■ **MATERIAL FOR THE TASK**:
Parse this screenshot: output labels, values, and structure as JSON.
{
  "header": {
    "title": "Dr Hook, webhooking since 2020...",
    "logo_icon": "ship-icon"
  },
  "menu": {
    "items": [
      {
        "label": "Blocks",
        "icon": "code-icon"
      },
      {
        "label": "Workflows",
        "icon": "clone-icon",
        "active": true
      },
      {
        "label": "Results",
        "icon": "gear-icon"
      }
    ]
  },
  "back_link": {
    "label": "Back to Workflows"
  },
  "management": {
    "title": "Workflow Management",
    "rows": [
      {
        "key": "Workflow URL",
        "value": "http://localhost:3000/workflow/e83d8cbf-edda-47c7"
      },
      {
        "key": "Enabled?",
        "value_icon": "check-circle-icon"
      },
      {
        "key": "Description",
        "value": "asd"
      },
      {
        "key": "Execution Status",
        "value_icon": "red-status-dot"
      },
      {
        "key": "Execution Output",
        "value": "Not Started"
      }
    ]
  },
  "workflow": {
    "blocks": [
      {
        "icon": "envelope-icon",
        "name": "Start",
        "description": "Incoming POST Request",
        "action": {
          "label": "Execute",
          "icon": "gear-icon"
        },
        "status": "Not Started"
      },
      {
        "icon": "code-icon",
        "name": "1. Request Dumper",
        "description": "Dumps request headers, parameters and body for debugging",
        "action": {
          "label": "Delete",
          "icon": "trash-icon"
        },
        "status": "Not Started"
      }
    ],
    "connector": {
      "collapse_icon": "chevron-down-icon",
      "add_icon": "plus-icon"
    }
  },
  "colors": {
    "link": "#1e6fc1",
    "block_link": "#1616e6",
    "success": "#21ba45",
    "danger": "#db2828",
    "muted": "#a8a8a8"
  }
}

---

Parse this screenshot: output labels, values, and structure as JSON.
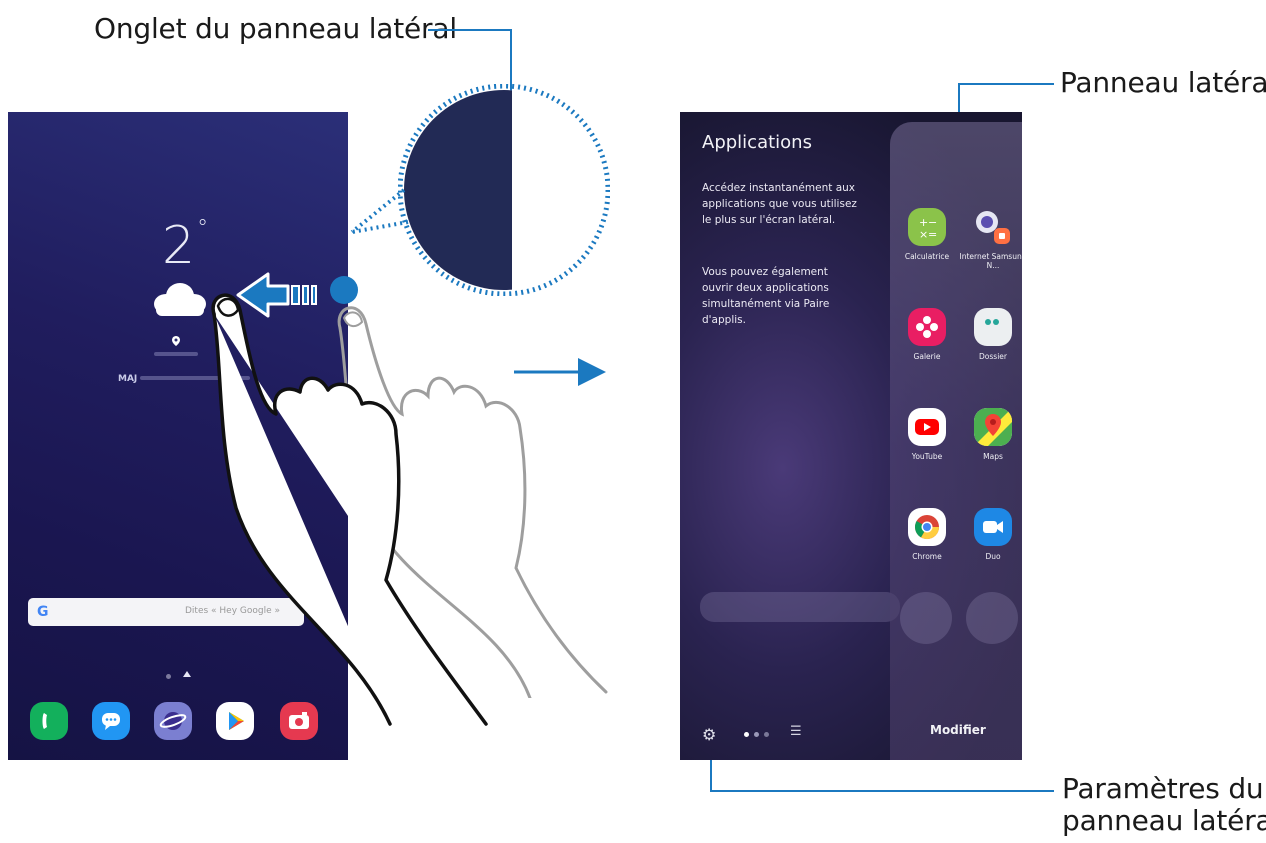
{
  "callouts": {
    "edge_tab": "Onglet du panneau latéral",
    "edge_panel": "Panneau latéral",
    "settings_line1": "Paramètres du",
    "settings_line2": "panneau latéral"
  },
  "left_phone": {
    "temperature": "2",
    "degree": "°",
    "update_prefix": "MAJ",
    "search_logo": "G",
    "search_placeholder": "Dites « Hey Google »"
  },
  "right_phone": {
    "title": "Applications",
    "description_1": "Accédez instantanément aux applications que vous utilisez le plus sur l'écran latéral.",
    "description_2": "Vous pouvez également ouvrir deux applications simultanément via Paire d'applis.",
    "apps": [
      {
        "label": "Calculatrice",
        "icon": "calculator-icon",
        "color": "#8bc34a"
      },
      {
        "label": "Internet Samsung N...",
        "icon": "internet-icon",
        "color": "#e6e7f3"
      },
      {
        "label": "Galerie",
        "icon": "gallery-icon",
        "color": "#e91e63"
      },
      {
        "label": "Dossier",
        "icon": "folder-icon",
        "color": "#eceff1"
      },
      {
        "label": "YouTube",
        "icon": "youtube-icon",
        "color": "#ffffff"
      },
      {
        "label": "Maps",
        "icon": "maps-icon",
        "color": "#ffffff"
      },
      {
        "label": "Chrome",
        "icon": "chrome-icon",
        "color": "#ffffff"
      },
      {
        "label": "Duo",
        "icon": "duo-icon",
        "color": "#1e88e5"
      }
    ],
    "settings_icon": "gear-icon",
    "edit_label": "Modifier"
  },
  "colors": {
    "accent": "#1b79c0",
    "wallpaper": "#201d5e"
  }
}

■ **GIVEN EXERCISE**: Extract, from the listing above, every line where the string "gear" occurs.

■ **CORRECT RESPONSE**:
        "icon": "gear-icon"
          "icon": "gear-icon"
    "settings_icon": "gear-icon",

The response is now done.